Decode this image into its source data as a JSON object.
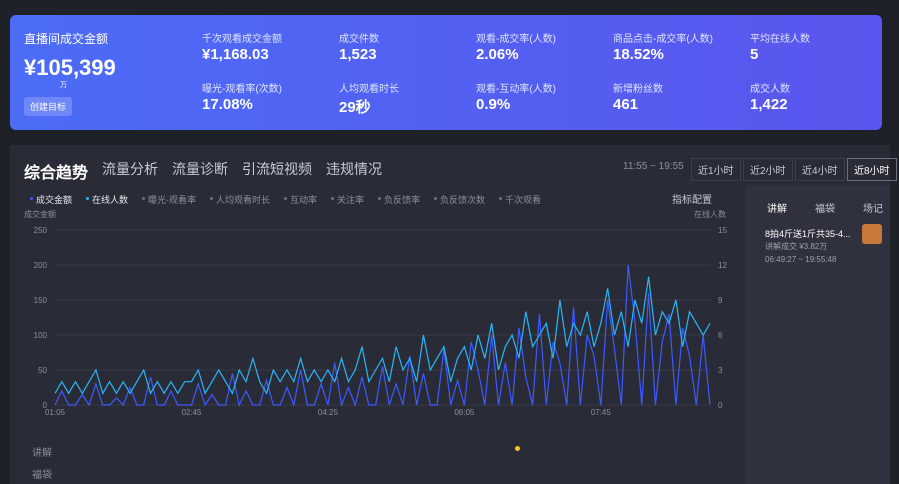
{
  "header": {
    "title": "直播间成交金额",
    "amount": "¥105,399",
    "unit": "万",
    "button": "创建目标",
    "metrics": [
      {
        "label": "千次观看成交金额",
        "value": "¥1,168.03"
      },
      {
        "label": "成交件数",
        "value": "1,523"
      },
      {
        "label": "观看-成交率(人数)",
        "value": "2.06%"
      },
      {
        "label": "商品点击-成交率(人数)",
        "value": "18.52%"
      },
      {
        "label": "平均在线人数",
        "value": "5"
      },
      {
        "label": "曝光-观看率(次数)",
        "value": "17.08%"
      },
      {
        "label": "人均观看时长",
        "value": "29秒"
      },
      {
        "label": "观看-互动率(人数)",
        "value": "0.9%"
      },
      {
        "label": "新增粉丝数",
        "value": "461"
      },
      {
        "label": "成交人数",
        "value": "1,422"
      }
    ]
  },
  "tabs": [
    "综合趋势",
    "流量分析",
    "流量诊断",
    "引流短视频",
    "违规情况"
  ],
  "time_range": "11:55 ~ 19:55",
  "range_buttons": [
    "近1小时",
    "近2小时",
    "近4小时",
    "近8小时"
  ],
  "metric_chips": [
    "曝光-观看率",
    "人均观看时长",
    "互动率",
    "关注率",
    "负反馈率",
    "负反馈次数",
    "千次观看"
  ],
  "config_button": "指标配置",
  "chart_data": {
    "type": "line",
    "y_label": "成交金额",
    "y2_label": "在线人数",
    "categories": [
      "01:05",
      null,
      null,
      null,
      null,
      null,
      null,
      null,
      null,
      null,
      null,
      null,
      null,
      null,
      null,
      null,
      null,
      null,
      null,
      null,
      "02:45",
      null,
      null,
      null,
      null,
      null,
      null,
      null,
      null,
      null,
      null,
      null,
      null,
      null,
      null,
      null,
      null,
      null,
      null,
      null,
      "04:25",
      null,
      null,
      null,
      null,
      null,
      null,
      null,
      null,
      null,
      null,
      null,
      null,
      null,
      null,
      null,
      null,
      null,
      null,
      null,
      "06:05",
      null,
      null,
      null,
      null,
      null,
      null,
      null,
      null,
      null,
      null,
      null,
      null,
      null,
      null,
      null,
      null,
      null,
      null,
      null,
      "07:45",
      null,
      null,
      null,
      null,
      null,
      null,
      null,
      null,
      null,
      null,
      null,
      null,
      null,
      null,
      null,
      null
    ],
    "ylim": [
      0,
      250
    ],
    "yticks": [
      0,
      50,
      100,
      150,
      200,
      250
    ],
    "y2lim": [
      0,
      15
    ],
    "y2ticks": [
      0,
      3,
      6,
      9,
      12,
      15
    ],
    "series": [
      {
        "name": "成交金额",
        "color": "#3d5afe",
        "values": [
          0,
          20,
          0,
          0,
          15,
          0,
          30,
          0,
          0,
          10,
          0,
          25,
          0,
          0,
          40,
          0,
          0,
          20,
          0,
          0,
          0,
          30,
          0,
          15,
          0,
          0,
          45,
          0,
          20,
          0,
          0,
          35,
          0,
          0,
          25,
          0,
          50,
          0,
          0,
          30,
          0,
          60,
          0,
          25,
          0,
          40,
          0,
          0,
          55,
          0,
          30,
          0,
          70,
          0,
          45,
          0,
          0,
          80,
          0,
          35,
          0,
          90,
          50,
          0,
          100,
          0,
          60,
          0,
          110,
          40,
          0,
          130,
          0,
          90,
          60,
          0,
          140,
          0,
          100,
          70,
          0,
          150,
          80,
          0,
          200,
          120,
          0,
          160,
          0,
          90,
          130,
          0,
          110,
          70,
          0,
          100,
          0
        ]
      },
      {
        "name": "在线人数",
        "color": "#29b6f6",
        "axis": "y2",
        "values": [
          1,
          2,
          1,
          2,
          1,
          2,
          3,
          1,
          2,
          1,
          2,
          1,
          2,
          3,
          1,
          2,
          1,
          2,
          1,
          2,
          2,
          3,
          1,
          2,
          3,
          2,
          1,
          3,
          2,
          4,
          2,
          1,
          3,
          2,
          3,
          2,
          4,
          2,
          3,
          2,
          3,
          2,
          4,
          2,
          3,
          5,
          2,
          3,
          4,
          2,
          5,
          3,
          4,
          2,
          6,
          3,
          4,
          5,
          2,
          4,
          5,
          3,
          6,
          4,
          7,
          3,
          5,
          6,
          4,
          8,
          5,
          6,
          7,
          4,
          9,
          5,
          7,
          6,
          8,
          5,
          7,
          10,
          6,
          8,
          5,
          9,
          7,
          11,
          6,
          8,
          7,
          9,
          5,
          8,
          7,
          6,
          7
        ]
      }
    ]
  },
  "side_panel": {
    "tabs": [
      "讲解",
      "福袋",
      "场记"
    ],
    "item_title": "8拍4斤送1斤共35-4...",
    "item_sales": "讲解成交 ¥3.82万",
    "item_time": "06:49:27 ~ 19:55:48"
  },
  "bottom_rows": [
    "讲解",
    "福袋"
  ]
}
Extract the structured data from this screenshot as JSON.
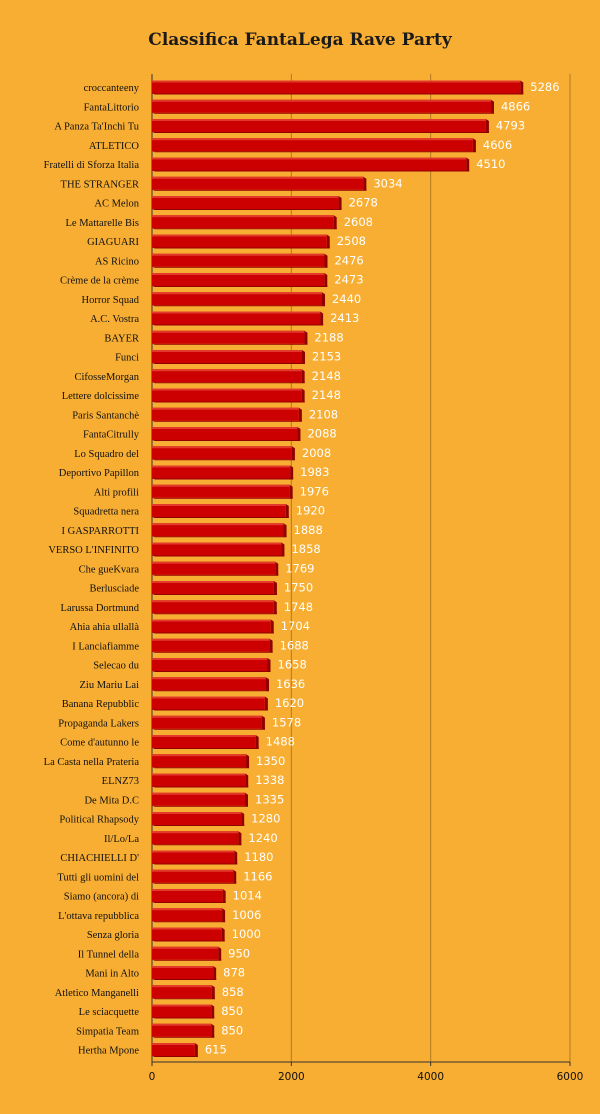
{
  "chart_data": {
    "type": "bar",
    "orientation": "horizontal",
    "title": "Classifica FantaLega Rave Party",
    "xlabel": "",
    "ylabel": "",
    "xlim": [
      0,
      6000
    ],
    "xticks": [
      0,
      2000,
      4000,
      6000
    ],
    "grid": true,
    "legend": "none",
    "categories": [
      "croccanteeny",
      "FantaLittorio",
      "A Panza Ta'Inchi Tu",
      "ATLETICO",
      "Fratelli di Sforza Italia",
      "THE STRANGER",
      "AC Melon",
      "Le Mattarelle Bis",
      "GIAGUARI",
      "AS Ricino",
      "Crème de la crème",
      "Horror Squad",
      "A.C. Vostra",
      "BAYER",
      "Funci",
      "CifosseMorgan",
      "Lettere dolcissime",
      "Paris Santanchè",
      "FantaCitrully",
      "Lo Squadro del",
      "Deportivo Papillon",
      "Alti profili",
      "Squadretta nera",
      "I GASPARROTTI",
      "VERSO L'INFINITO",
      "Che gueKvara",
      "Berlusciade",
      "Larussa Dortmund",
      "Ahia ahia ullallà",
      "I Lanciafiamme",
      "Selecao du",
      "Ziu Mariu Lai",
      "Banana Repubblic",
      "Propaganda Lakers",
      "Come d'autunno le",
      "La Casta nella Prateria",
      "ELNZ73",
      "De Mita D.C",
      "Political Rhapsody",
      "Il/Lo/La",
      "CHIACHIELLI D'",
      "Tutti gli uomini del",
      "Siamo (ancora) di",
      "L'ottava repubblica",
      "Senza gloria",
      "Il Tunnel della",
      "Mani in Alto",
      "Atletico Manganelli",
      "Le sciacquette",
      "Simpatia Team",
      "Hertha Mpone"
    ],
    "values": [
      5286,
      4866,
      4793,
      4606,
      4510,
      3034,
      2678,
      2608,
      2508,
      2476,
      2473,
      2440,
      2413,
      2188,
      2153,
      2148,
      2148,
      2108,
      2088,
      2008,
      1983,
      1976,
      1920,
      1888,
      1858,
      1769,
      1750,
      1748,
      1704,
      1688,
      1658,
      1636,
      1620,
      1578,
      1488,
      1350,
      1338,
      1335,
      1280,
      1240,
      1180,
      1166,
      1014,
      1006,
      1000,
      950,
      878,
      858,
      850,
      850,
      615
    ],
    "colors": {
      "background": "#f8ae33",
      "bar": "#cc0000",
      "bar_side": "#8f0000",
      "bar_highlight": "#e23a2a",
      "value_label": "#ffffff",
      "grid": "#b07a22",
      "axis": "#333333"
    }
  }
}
++++++++++
- What is expected -
Every line above should be returned exactly; the pictures stay out.

- Output of the task -
Decode this image into its source data as a JSON object.
{
  "header": {
    "title": "直播间成交金额",
    "amount": "¥105,399",
    "unit": "万",
    "button": "创建目标",
    "metrics": [
      {
        "label": "千次观看成交金额",
        "value": "¥1,168.03"
      },
      {
        "label": "成交件数",
        "value": "1,523"
      },
      {
        "label": "观看-成交率(人数)",
        "value": "2.06%"
      },
      {
        "label": "商品点击-成交率(人数)",
        "value": "18.52%"
      },
      {
        "label": "平均在线人数",
        "value": "5"
      },
      {
        "label": "曝光-观看率(次数)",
        "value": "17.08%"
      },
      {
        "label": "人均观看时长",
        "value": "29秒"
      },
      {
        "label": "观看-互动率(人数)",
        "value": "0.9%"
      },
      {
        "label": "新增粉丝数",
        "value": "461"
      },
      {
        "label": "成交人数",
        "value": "1,422"
      }
    ]
  },
  "tabs": [
    "综合趋势",
    "流量分析",
    "流量诊断",
    "引流短视频",
    "违规情况"
  ],
  "time_range": "11:55 ~ 19:55",
  "range_buttons": [
    "近1小时",
    "近2小时",
    "近4小时",
    "近8小时"
  ],
  "metric_chips": [
    "曝光-观看率",
    "人均观看时长",
    "互动率",
    "关注率",
    "负反馈率",
    "负反馈次数",
    "千次观看"
  ],
  "config_button": "指标配置",
  "chart_data": {
    "type": "line",
    "y_label": "成交金额",
    "y2_label": "在线人数",
    "categories": [
      "01:05",
      null,
      null,
      null,
      null,
      null,
      null,
      null,
      null,
      null,
      null,
      null,
      null,
      null,
      null,
      null,
      null,
      null,
      null,
      null,
      "02:45",
      null,
      null,
      null,
      null,
      null,
      null,
      null,
      null,
      null,
      null,
      null,
      null,
      null,
      null,
      null,
      null,
      null,
      null,
      null,
      "04:25",
      null,
      null,
      null,
      null,
      null,
      null,
      null,
      null,
      null,
      null,
      null,
      null,
      null,
      null,
      null,
      null,
      null,
      null,
      null,
      "06:05",
      null,
      null,
      null,
      null,
      null,
      null,
      null,
      null,
      null,
      null,
      null,
      null,
      null,
      null,
      null,
      null,
      null,
      null,
      null,
      "07:45",
      null,
      null,
      null,
      null,
      null,
      null,
      null,
      null,
      null,
      null,
      null,
      null,
      null,
      null,
      null,
      null
    ],
    "ylim": [
      0,
      250
    ],
    "yticks": [
      0,
      50,
      100,
      150,
      200,
      250
    ],
    "y2lim": [
      0,
      15
    ],
    "y2ticks": [
      0,
      3,
      6,
      9,
      12,
      15
    ],
    "series": [
      {
        "name": "成交金额",
        "color": "#3d5afe",
        "values": [
          0,
          20,
          0,
          0,
          15,
          0,
          30,
          0,
          0,
          10,
          0,
          25,
          0,
          0,
          40,
          0,
          0,
          20,
          0,
          0,
          0,
          30,
          0,
          15,
          0,
          0,
          45,
          0,
          20,
          0,
          0,
          35,
          0,
          0,
          25,
          0,
          50,
          0,
          0,
          30,
          0,
          60,
          0,
          25,
          0,
          40,
          0,
          0,
          55,
          0,
          30,
          0,
          70,
          0,
          45,
          0,
          0,
          80,
          0,
          35,
          0,
          90,
          50,
          0,
          100,
          0,
          60,
          0,
          110,
          40,
          0,
          130,
          0,
          90,
          60,
          0,
          140,
          0,
          100,
          70,
          0,
          150,
          80,
          0,
          200,
          120,
          0,
          160,
          0,
          90,
          130,
          0,
          110,
          70,
          0,
          100,
          0
        ]
      },
      {
        "name": "在线人数",
        "color": "#29b6f6",
        "axis": "y2",
        "values": [
          1,
          2,
          1,
          2,
          1,
          2,
          3,
          1,
          2,
          1,
          2,
          1,
          2,
          3,
          1,
          2,
          1,
          2,
          1,
          2,
          2,
          3,
          1,
          2,
          3,
          2,
          1,
          3,
          2,
          4,
          2,
          1,
          3,
          2,
          3,
          2,
          4,
          2,
          3,
          2,
          3,
          2,
          4,
          2,
          3,
          5,
          2,
          3,
          4,
          2,
          5,
          3,
          4,
          2,
          6,
          3,
          4,
          5,
          2,
          4,
          5,
          3,
          6,
          4,
          7,
          3,
          5,
          6,
          4,
          8,
          5,
          6,
          7,
          4,
          9,
          5,
          7,
          6,
          8,
          5,
          7,
          10,
          6,
          8,
          5,
          9,
          7,
          11,
          6,
          8,
          7,
          9,
          5,
          8,
          7,
          6,
          7
        ]
      }
    ]
  },
  "side_panel": {
    "tabs": [
      "讲解",
      "福袋",
      "场记"
    ],
    "item_title": "8拍4斤送1斤共35-4...",
    "item_sales": "讲解成交 ¥3.82万",
    "item_time": "06:49:27 ~ 19:55:48"
  },
  "bottom_rows": [
    "讲解",
    "福袋"
  ]
}
Extract the structured data from this screenshot as JSON.
{
  "chart_data": {
    "type": "bar",
    "orientation": "horizontal",
    "title": "Classifica FantaLega Rave Party",
    "xlabel": "",
    "ylabel": "",
    "xlim": [
      0,
      6000
    ],
    "xticks": [
      0,
      2000,
      4000,
      6000
    ],
    "grid": true,
    "legend": "none",
    "categories": [
      "croccanteeny",
      "FantaLittorio",
      "A Panza Ta'Inchi Tu",
      "ATLETICO",
      "Fratelli di Sforza Italia",
      "THE STRANGER",
      "AC Melon",
      "Le Mattarelle Bis",
      "GIAGUARI",
      "AS Ricino",
      "Crème de la crème",
      "Horror Squad",
      "A.C. Vostra",
      "BAYER",
      "Funci",
      "CifosseMorgan",
      "Lettere dolcissime",
      "Paris Santanchè",
      "FantaCitrully",
      "Lo Squadro del",
      "Deportivo Papillon",
      "Alti profili",
      "Squadretta nera",
      "I GASPARROTTI",
      "VERSO L'INFINITO",
      "Che gueKvara",
      "Berlusciade",
      "Larussa Dortmund",
      "Ahia ahia ullallà",
      "I Lanciafiamme",
      "Selecao du",
      "Ziu Mariu Lai",
      "Banana Repubblic",
      "Propaganda Lakers",
      "Come d'autunno le",
      "La Casta nella Prateria",
      "ELNZ73",
      "De Mita D.C",
      "Political Rhapsody",
      "Il/Lo/La",
      "CHIACHIELLI D'",
      "Tutti gli uomini del",
      "Siamo (ancora) di",
      "L'ottava repubblica",
      "Senza gloria",
      "Il Tunnel della",
      "Mani in Alto",
      "Atletico Manganelli",
      "Le sciacquette",
      "Simpatia Team",
      "Hertha Mpone"
    ],
    "values": [
      5286,
      4866,
      4793,
      4606,
      4510,
      3034,
      2678,
      2608,
      2508,
      2476,
      2473,
      2440,
      2413,
      2188,
      2153,
      2148,
      2148,
      2108,
      2088,
      2008,
      1983,
      1976,
      1920,
      1888,
      1858,
      1769,
      1750,
      1748,
      1704,
      1688,
      1658,
      1636,
      1620,
      1578,
      1488,
      1350,
      1338,
      1335,
      1280,
      1240,
      1180,
      1166,
      1014,
      1006,
      1000,
      950,
      878,
      858,
      850,
      850,
      615
    ],
    "colors": {
      "background": "#f8ae33",
      "bar": "#cc0000",
      "bar_side": "#8f0000",
      "bar_highlight": "#e23a2a",
      "value_label": "#ffffff",
      "grid": "#b07a22",
      "axis": "#333333"
    }
  }
}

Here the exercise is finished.